List each line holding the string "السرعة".

-- BEGIN Data provided --

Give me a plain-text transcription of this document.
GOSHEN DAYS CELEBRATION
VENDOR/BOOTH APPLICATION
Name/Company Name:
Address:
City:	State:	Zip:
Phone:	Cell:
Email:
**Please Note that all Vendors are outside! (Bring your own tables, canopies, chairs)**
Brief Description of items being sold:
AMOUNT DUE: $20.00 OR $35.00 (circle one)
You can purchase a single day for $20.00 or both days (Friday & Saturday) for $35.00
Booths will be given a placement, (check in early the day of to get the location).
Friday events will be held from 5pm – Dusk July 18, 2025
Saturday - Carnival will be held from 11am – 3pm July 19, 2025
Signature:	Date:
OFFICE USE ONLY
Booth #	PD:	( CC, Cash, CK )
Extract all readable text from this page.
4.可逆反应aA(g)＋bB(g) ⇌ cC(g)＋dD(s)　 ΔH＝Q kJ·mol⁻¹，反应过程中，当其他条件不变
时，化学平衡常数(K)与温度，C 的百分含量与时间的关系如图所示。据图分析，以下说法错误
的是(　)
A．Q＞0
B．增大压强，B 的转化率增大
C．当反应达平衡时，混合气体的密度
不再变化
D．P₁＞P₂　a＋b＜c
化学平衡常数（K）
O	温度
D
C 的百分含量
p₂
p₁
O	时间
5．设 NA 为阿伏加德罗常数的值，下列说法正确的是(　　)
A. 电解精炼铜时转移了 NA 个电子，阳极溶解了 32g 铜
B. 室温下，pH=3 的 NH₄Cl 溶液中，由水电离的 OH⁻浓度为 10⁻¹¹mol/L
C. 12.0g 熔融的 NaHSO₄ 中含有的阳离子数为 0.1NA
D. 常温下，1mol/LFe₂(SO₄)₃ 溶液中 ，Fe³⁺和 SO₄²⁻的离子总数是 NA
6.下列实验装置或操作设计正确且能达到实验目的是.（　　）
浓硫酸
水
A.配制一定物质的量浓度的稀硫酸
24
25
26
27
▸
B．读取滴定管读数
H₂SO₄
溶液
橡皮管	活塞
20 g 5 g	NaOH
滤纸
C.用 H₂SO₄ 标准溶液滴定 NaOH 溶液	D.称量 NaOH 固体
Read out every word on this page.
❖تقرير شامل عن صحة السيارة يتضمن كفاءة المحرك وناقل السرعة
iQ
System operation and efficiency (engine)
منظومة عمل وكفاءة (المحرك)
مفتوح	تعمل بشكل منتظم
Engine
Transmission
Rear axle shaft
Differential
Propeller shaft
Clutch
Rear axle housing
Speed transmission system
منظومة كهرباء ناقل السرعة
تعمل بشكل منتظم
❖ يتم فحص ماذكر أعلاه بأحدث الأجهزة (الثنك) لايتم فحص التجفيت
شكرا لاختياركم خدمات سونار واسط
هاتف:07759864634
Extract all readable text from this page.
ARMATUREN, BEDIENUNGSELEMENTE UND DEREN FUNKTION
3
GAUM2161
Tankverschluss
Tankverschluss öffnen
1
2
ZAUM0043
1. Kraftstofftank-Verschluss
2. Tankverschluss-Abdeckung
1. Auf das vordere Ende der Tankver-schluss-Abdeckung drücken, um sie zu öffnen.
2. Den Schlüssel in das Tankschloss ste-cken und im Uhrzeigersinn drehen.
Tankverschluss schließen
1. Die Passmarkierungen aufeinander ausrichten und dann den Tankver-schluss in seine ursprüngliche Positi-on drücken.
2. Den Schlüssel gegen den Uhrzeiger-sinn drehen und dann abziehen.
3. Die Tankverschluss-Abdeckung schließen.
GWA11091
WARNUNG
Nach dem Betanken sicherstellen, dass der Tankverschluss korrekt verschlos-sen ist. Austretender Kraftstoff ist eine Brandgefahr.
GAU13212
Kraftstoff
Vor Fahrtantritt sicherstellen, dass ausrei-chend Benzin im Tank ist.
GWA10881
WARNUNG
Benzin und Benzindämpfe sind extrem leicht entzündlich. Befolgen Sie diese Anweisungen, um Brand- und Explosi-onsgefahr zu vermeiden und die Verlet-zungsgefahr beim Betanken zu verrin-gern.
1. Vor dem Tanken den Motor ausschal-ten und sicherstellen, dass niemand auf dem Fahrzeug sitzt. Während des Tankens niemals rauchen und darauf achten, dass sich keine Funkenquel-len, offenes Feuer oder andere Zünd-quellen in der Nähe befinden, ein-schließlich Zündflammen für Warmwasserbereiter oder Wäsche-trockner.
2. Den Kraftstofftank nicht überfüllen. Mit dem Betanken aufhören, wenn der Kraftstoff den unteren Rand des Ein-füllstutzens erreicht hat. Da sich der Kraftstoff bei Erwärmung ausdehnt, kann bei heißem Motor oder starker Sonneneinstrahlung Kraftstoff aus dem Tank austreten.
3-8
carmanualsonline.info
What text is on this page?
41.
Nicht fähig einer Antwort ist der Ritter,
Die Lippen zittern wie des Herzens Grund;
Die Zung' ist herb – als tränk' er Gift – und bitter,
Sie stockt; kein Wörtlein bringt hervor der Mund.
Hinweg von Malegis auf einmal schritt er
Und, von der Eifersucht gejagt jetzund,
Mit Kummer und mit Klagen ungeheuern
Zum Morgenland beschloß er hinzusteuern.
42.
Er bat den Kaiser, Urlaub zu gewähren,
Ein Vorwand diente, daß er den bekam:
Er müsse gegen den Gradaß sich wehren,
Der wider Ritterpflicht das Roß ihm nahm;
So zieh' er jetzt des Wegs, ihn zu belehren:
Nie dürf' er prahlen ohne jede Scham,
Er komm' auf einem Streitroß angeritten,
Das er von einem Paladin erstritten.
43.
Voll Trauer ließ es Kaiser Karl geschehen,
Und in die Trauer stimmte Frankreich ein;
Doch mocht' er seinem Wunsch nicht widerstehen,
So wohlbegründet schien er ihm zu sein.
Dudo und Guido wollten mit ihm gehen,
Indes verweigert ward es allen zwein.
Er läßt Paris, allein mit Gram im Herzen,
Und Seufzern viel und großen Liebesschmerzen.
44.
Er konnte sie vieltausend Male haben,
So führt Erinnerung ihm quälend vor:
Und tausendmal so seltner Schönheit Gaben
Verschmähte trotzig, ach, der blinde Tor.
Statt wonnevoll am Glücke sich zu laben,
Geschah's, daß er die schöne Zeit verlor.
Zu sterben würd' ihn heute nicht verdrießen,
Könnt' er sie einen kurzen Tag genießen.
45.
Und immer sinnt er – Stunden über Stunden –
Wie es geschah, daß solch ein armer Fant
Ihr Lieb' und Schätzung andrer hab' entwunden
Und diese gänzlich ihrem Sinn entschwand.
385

-- END Data provided --

Result of this exercise:
❖تقرير شامل عن صحة السيارة يتضمن كفاءة المحرك وناقل السرعة
منظومة كهرباء ناقل السرعة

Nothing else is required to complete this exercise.